→ **What you should do**
Only the lines holding the string "woman" are needed. Copy each one.

# start of Given data

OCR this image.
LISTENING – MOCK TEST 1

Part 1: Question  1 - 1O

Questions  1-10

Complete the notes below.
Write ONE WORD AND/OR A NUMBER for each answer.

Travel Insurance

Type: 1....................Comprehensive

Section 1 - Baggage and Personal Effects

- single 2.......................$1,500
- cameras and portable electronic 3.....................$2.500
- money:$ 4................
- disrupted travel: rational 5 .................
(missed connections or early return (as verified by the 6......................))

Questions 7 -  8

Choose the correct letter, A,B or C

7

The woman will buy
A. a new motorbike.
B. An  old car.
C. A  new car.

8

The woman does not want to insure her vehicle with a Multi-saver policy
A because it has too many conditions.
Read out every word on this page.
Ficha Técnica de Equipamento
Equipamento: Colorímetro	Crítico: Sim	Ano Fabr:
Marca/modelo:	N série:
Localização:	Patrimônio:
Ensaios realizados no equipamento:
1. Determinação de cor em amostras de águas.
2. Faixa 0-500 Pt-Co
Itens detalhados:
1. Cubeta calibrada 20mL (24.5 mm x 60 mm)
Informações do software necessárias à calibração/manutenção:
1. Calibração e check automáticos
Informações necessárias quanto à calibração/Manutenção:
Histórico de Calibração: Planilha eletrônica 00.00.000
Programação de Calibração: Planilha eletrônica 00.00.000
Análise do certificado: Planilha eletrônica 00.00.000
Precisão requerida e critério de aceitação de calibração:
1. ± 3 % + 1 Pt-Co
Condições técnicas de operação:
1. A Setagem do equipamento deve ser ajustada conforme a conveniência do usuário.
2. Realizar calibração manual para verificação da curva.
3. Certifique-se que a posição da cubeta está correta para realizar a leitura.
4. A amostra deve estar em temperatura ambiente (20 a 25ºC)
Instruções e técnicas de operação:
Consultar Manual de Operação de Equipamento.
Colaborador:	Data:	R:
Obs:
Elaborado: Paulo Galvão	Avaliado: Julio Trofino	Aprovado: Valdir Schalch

# end of Given data

→ **Response**
The woman will buy
The woman does not want to insure her vehicle with a Multi-saver policy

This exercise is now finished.